■ Given request 1 ■
In the mailing list message about the shared-memory based stats collector, who is listed as the author?
■ Given request 2 ■
Pick up the mailing list message about the shared-memory based stats collector after its final quoted line and carry it on.

Re: shared-memory based stats collector - Mailing list pgsql-hackers

From Andres Freund
Subject Re: shared-memory based stats collector
Date
Msg-id 20200309184754.yvrgzqpzs3iynszq@alap3.anarazel.de
Whole thread Raw
In response to Re: shared-memory based stats collector  (Alvaro Herrera <alvherre@2ndquadrant.com>)
Responses Re: shared-memory based stats collector  (Tom Lane <tgl@sss.pgh.pa.us>)
List pgsql-hackers
Hi,

On 2020-03-09 15:37:05 -0300, Alvaro Herrera wrote:
> Tom Lane escribió:
> 
> In patch 0003,
> 
> >          /*
> > -         * Was it the archiver?  If so, just try to start a new one; no need
> > -         * to force reset of the rest of the system.  (If fail, we'll try
> > -         * again in future cycles of the main loop.).  Unless we were waiting
> > -         * for it to shut down; don't restart it in that case, and
> > -         * PostmasterStateMachine() will advance to the next shutdown step.

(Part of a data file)
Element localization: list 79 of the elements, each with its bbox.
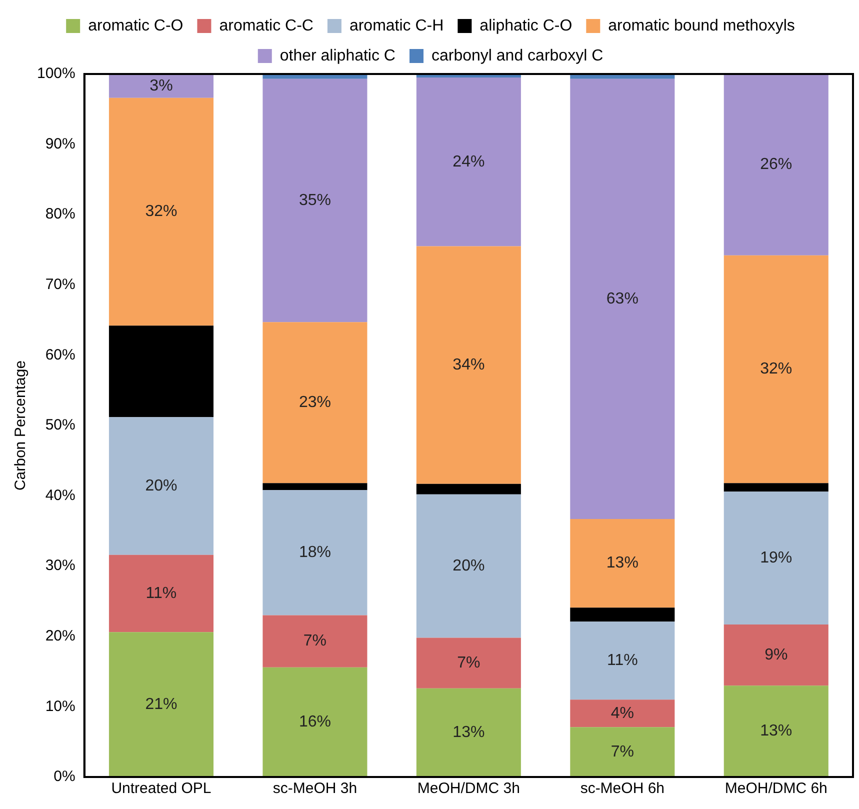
data-label: 7% — [303, 632, 327, 650]
y-tick-label: 30% — [45, 557, 76, 574]
legend-label: aromatic C-C — [219, 17, 314, 34]
bar — [570, 700, 675, 728]
legend-label: other aliphatic C — [280, 47, 396, 64]
data-label: 23% — [298, 394, 331, 412]
bar — [108, 326, 214, 418]
y-tick-label: 100% — [36, 65, 76, 82]
bar — [570, 727, 675, 777]
x-tick-label: Untreated OPL — [111, 780, 212, 798]
x-tick-label: sc-MeOH 6h — [580, 780, 665, 798]
data-label: 63% — [606, 290, 638, 308]
data-label: 11% — [146, 584, 177, 602]
bar — [416, 78, 521, 246]
x-tick-label: MeOH/DMC 6h — [724, 780, 828, 798]
bar — [108, 98, 214, 326]
bar — [724, 686, 828, 777]
data-label: 21% — [145, 696, 178, 713]
data-label: 32% — [760, 360, 792, 378]
x-tick-label: MeOH/DMC 3h — [417, 780, 520, 798]
bar — [108, 554, 214, 632]
data-label: 26% — [760, 156, 792, 174]
data-label: 19% — [760, 549, 792, 566]
data-label: 20% — [452, 558, 485, 575]
y-tick-label: 60% — [45, 346, 76, 364]
data-label: 3% — [150, 77, 173, 94]
data-label: 24% — [452, 153, 485, 170]
bar — [724, 483, 828, 492]
bar — [416, 688, 521, 777]
data-label: 16% — [298, 714, 331, 731]
x-tick-label: sc-MeOH 3h — [272, 780, 358, 798]
bar — [262, 322, 368, 484]
y-tick-label: 90% — [45, 135, 76, 152]
bar — [262, 615, 368, 668]
y-axis-title: Carbon Percentage — [12, 360, 30, 491]
y-tick-label: 70% — [45, 276, 76, 294]
legend-label: aromatic C-H — [349, 17, 444, 34]
data-label: 35% — [298, 192, 331, 209]
bar — [416, 484, 521, 494]
data-label: 13% — [606, 554, 638, 572]
bar — [108, 417, 214, 555]
bar — [724, 492, 828, 624]
bar — [262, 667, 368, 777]
data-label: 7% — [610, 743, 634, 760]
data-label: 13% — [760, 722, 792, 740]
data-label: 4% — [610, 704, 634, 722]
legend-label: aromatic bound methoxyls — [608, 17, 795, 34]
bar — [416, 494, 521, 638]
data-label: 32% — [145, 203, 178, 220]
bar — [570, 622, 675, 700]
legend-label: aliphatic C-O — [480, 17, 572, 34]
legend-label: carbonyl and carboxyl C — [431, 47, 604, 64]
data-label: 13% — [452, 724, 485, 742]
bar — [262, 78, 368, 322]
bar — [108, 632, 214, 777]
bar — [570, 608, 675, 622]
data-label: 34% — [452, 356, 485, 374]
y-tick-label: 50% — [45, 416, 76, 434]
data-label: 11% — [606, 652, 638, 670]
bar — [416, 246, 521, 484]
bar — [262, 483, 368, 490]
bar — [416, 638, 521, 688]
bar — [724, 74, 828, 256]
bar — [262, 490, 368, 616]
data-label: 18% — [298, 544, 331, 562]
bar — [724, 255, 828, 484]
y-tick-label: 80% — [45, 206, 76, 223]
data-label: 9% — [764, 646, 788, 664]
y-tick-label: 40% — [45, 486, 76, 504]
bar — [108, 74, 214, 98]
data-label: 20% — [145, 477, 178, 494]
legend-label: aromatic C-O — [88, 17, 184, 34]
bar — [724, 624, 828, 686]
bar — [570, 78, 675, 519]
bar — [570, 519, 675, 608]
y-tick-label: 0% — [54, 768, 76, 786]
y-tick-label: 10% — [45, 698, 76, 715]
data-label: 7% — [457, 654, 480, 672]
y-tick-label: 20% — [45, 628, 76, 645]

■ Exercise result 1 ■
Andres Freund

■ Exercise result 2 ■
> > +         * Was it the archiver?  Normal exit can be ignored; we'll start a new
> > +         * one at the next iteration of the postmaster's main loop, if
> > +         * necessary. Any other exit condition is treated as a crash.
> >           */
> >          if (pid == PgArchPID)
> >          {
> >              PgArchPID = 0;
> >              if (!EXIT_STATUS_0(exitstatus))
> > -                LogChildExit(LOG, _("archiver process"),
> > -                             pid, exitstatus);
> > -            if (PgArchStartupAllowed())
> > -                PgArchPID = pgarch_start();
> > +                HandleChildCrash(pid, exitstatus,
> > +                                 _("archiver process"));
> >              continue;
> >          }
> 
> I'm worried that we're causing all processes to terminate when an
> archiver dies in some ugly way; but in the current coding, it's pretty
> harmless and we'd just start a new one.  I think this needs to be
> reconsidered.  As far as I know, pgarchiver remains unconnected to
> shared memory so a crash-restart cycle is not necessary.  We should
> continue to just log the error message and move on.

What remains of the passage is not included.